• _WHAT IS BEING ASKED_: Return all of the entries word for word, but omit the pictures they contain.

• _Entries from a dataset_:
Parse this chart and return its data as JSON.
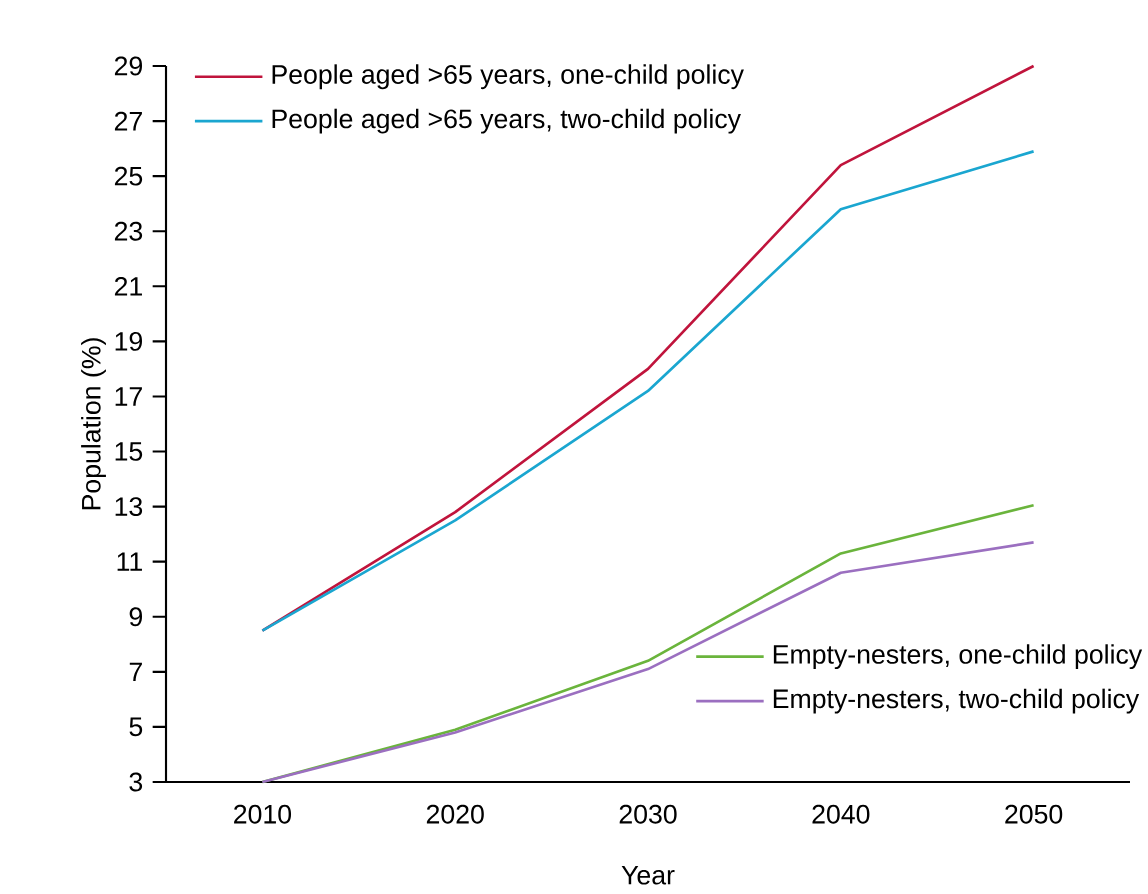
{
  "chart_data": {
    "type": "line",
    "xlabel": "Year",
    "ylabel": "Population (%)",
    "categories": [
      "2010",
      "2020",
      "2030",
      "2040",
      "2050"
    ],
    "series": [
      {
        "name": "People aged >65 years, one-child policy",
        "color": "#c0143c",
        "values": [
          8.5,
          12.8,
          18.0,
          25.4,
          29.0
        ]
      },
      {
        "name": "People aged >65 years, two-child policy",
        "color": "#1aa6d0",
        "values": [
          8.5,
          12.5,
          17.2,
          23.8,
          25.9
        ]
      },
      {
        "name": "Empty-nesters, one-child policy",
        "color": "#6ab43c",
        "values": [
          3.0,
          4.9,
          7.4,
          11.3,
          13.05
        ]
      },
      {
        "name": "Empty-nesters, two-child policy",
        "color": "#9b6fc0",
        "values": [
          3.0,
          4.8,
          7.1,
          10.6,
          11.7
        ]
      }
    ],
    "ylim": [
      3,
      29
    ],
    "yticks": [
      3,
      5,
      7,
      9,
      11,
      13,
      15,
      17,
      19,
      21,
      23,
      25,
      27,
      29
    ],
    "grid": false,
    "legend": "top left",
    "marker": "none",
    "line_style": "solid"
  }
}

• _COMPLETED TASK_:
Parse this chart and return its data as JSON.
{
  "chart_data": {
    "type": "line",
    "xlabel": "Year",
    "ylabel": "Population (%)",
    "categories": [
      "2010",
      "2020",
      "2030",
      "2040",
      "2050"
    ],
    "series": [
      {
        "name": "People aged >65 years, one-child policy",
        "color": "#c0143c",
        "values": [
          8.5,
          12.8,
          18.0,
          25.4,
          29.0
        ]
      },
      {
        "name": "People aged >65 years, two-child policy",
        "color": "#1aa6d0",
        "values": [
          8.5,
          12.5,
          17.2,
          23.8,
          25.9
        ]
      },
      {
        "name": "Empty-nesters, one-child policy",
        "color": "#6ab43c",
        "values": [
          3.0,
          4.9,
          7.4,
          11.3,
          13.05
        ]
      },
      {
        "name": "Empty-nesters, two-child policy",
        "color": "#9b6fc0",
        "values": [
          3.0,
          4.8,
          7.1,
          10.6,
          11.7
        ]
      }
    ],
    "ylim": [
      3,
      29
    ],
    "yticks": [
      3,
      5,
      7,
      9,
      11,
      13,
      15,
      17,
      19,
      21,
      23,
      25,
      27,
      29
    ],
    "grid": false,
    "legend": "top left",
    "marker": "none",
    "line_style": "solid"
  }
}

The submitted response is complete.